# Work required
Below are the records. Gather each line that holds "Bertani".

=====

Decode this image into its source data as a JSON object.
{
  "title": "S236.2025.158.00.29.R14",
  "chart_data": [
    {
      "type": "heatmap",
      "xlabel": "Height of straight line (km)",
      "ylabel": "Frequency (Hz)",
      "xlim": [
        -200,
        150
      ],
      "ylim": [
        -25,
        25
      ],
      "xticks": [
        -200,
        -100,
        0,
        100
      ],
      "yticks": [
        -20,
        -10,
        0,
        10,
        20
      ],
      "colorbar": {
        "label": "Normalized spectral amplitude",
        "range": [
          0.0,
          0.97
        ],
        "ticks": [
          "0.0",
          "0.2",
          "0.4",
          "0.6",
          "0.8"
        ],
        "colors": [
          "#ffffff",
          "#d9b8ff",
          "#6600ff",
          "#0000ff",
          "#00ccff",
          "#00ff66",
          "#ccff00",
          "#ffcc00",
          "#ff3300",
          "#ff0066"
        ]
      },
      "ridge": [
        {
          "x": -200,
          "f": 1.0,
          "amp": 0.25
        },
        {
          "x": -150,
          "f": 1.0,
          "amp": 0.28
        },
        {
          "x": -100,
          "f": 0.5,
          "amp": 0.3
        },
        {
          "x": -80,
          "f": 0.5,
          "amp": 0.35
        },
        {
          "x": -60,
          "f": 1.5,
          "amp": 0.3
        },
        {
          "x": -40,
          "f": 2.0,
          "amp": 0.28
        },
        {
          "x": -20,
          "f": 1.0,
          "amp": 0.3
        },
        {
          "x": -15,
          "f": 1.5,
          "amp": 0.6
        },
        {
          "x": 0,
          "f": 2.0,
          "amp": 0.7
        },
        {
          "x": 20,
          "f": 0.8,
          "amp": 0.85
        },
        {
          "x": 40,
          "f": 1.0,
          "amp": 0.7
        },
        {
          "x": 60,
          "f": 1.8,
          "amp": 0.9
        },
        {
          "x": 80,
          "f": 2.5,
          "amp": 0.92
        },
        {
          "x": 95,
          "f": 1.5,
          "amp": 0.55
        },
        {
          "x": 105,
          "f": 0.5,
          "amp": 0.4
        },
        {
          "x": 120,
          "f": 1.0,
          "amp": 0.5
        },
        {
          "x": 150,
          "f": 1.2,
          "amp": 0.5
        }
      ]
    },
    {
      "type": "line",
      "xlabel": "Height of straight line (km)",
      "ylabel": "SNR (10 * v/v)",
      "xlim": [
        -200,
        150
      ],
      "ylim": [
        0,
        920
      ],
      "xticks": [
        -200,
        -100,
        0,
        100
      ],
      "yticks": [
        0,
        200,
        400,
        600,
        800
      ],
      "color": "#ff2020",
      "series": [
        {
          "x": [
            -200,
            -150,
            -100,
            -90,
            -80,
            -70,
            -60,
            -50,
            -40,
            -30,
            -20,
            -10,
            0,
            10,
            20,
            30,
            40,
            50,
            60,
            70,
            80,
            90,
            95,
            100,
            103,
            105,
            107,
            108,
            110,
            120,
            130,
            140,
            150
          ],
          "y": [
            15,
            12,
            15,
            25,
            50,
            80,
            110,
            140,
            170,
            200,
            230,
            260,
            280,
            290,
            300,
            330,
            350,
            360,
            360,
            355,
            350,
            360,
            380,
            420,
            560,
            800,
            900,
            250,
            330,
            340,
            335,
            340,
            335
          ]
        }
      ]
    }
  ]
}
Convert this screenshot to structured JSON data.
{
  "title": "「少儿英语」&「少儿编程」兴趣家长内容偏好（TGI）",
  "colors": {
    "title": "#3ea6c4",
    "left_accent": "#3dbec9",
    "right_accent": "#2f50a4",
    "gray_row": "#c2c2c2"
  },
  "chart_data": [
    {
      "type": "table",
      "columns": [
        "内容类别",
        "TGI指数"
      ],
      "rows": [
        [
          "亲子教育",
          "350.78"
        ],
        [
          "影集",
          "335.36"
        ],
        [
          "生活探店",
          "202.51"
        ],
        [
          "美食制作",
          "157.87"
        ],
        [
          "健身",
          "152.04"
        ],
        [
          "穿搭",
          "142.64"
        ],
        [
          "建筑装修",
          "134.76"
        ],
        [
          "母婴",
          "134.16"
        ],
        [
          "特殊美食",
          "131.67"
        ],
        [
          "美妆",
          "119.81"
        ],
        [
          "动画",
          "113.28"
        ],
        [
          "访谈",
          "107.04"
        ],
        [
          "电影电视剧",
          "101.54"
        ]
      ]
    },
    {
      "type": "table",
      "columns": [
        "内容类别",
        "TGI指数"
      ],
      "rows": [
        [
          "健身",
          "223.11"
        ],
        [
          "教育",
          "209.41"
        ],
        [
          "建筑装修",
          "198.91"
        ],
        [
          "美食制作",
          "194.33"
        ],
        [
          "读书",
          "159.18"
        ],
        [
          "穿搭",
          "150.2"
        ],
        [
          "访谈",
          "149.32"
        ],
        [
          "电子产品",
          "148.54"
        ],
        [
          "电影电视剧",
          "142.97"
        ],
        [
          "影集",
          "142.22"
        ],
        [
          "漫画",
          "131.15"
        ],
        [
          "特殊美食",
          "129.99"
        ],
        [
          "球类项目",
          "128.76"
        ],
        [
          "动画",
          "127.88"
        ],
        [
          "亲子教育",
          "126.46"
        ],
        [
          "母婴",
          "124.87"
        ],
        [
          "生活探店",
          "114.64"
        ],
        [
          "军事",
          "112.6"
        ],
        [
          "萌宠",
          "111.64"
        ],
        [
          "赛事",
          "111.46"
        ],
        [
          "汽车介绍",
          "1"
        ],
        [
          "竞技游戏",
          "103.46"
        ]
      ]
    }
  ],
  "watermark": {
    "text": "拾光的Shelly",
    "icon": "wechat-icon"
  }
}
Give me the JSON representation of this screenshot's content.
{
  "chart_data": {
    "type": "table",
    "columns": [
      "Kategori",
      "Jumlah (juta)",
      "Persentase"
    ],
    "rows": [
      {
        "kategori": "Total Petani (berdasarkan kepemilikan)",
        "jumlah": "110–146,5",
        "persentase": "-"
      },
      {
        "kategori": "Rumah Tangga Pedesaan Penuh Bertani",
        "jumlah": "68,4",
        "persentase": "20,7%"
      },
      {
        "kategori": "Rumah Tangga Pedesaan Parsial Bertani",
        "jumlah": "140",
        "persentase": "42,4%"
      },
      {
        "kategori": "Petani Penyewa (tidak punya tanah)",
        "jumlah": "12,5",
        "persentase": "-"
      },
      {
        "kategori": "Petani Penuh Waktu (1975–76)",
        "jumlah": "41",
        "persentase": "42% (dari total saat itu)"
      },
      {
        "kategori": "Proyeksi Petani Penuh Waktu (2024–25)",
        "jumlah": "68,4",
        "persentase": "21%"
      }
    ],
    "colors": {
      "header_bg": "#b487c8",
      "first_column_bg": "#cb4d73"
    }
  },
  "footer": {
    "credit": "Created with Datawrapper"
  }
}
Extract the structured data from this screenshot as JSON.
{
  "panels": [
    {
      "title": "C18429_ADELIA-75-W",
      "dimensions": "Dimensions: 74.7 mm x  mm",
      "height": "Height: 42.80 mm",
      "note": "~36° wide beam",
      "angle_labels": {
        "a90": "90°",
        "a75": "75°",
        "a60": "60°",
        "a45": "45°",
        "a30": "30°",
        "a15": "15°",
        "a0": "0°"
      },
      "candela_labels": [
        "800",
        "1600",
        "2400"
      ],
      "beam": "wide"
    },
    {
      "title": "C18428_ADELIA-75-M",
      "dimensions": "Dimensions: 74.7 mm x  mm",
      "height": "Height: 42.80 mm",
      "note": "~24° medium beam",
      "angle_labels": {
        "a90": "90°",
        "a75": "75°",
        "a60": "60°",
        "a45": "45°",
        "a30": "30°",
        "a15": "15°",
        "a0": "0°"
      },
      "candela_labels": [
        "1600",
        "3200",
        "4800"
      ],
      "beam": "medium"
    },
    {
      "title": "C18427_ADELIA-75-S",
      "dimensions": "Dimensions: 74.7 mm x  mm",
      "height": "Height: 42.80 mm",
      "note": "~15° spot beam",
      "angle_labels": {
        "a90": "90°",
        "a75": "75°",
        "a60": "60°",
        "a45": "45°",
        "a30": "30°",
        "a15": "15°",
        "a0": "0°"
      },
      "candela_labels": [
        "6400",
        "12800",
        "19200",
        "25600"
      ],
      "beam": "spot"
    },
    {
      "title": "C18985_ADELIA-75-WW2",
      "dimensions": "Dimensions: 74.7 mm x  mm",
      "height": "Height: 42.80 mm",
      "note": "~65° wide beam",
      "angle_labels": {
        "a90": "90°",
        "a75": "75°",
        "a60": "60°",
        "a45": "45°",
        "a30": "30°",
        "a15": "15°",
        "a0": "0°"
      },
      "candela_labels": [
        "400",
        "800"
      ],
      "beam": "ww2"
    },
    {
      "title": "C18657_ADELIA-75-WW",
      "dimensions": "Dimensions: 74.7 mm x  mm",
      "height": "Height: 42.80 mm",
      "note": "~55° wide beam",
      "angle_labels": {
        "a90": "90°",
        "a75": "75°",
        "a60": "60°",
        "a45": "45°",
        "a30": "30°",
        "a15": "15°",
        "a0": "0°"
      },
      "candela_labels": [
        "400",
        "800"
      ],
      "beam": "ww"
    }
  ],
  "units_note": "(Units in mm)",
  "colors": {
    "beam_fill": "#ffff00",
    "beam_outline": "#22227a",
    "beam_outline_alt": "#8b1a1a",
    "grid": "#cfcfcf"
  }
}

=====

# Result for this exercise
        "kategori": "Rumah Tangga Pedesaan Penuh Bertani",
        "kategori": "Rumah Tangga Pedesaan Parsial Bertani",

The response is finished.